▶ _Written exercise_:
The exercise asks you to copy every line below in which "Montana" appears.

--- Start Data provided ---

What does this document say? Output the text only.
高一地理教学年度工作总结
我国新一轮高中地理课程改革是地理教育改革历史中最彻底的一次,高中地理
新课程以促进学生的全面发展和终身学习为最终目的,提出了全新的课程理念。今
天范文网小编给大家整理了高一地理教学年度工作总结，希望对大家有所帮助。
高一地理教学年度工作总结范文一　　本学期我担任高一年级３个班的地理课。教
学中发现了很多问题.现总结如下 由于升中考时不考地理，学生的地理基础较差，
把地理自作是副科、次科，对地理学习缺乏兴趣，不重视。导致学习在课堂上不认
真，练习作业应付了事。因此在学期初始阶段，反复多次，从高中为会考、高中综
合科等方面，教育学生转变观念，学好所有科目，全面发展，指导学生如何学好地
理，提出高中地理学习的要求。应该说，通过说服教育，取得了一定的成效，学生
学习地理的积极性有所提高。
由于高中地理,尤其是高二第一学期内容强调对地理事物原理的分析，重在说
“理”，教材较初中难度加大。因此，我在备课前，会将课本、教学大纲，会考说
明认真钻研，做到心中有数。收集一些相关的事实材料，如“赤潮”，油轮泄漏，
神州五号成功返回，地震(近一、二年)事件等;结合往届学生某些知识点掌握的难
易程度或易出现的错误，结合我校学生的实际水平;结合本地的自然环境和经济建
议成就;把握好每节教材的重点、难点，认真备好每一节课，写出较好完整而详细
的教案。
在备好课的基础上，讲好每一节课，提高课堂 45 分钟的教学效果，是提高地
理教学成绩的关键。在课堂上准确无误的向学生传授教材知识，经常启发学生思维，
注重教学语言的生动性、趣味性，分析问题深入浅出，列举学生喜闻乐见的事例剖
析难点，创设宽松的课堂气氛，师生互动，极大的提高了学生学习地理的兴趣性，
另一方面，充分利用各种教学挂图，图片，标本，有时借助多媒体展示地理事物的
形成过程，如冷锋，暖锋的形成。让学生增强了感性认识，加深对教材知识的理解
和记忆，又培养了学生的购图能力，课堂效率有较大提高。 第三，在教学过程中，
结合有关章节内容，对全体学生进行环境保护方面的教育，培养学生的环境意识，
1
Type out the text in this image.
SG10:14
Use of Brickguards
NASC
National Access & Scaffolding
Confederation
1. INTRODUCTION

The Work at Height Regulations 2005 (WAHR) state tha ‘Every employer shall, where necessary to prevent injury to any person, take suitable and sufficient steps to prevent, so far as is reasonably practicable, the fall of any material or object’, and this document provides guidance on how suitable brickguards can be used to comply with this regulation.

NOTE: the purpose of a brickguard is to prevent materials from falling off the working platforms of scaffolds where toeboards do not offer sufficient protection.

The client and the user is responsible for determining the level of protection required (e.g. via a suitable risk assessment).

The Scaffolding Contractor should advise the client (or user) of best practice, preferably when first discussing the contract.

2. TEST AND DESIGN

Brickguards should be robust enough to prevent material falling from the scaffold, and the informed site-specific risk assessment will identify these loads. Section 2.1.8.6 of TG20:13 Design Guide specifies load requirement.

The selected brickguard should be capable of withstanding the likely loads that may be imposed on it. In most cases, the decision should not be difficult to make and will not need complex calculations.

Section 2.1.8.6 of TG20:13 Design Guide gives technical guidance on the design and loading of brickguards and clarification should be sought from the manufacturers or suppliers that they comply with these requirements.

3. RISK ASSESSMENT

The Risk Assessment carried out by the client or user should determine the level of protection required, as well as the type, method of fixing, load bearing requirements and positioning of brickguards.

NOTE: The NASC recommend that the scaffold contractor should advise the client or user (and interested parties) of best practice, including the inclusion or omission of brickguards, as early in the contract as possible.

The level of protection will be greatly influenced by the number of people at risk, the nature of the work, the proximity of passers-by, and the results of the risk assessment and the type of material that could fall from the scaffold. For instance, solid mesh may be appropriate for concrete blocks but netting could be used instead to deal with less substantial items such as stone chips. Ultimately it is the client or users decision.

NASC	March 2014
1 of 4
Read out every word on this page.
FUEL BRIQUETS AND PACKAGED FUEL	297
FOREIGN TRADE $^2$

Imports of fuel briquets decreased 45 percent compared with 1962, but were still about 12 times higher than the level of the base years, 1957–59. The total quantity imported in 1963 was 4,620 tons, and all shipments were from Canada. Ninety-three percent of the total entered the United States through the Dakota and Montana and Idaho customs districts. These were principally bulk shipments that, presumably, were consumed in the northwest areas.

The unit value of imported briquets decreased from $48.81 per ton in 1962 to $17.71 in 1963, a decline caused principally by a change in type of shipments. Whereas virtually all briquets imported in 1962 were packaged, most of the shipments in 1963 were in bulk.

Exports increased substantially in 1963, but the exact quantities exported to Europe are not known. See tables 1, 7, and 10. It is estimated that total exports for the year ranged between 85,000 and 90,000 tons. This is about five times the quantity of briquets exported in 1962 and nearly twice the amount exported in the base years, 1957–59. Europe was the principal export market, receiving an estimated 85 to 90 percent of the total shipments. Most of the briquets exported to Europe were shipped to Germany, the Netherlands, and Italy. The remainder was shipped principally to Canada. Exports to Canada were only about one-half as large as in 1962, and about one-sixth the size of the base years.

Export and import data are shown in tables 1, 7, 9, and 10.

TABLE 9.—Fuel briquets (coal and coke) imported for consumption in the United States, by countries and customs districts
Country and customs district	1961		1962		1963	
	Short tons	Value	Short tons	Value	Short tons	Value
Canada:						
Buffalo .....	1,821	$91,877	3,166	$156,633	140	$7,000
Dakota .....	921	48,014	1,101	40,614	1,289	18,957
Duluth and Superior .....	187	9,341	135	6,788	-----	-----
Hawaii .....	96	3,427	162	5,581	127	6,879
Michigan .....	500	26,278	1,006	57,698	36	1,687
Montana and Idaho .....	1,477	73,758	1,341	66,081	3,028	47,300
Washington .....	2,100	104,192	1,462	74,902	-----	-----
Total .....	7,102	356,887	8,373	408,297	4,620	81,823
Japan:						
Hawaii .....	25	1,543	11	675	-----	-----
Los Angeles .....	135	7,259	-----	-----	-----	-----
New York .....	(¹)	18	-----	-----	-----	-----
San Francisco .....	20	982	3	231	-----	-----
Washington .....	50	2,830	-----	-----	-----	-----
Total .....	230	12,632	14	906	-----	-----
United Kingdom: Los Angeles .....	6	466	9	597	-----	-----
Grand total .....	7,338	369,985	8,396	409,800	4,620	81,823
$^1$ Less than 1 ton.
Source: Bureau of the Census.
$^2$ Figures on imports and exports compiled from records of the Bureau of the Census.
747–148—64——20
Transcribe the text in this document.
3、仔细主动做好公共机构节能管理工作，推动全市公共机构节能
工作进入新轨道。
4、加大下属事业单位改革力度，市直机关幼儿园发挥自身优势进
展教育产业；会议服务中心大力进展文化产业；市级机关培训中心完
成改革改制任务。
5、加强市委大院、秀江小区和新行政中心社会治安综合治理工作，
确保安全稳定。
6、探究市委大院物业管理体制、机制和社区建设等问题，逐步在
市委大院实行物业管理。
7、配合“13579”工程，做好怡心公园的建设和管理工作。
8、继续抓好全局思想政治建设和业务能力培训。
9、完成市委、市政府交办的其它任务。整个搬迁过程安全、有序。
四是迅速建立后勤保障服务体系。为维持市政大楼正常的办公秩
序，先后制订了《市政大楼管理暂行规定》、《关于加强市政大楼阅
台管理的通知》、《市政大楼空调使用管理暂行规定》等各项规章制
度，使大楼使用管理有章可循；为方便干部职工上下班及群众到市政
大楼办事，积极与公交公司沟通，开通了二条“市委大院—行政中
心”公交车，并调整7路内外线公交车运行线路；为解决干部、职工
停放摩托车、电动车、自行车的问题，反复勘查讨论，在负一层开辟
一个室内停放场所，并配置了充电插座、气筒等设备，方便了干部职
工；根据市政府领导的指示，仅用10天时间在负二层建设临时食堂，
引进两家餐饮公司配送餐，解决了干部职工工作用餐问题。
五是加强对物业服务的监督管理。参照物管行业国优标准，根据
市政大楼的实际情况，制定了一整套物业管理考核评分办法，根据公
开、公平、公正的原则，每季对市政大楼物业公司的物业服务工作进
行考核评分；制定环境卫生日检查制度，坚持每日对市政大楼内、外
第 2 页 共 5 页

--- End Data provided ---

▶ _Reply to the exercise_:
Imports of fuel briquets decreased 45 percent compared with 1962, but were still about 12 times higher than the level of the base years, 1957–59. The total quantity imported in 1963 was 4,620 tons, and all shipments were from Canada. Ninety-three percent of the total entered the United States through the Dakota and Montana and Idaho customs districts. These were principally bulk shipments that, presumably, were consumed in the northwest areas.
Montana and Idaho .....	1,477	73,758	1,341	66,081	3,028	47,300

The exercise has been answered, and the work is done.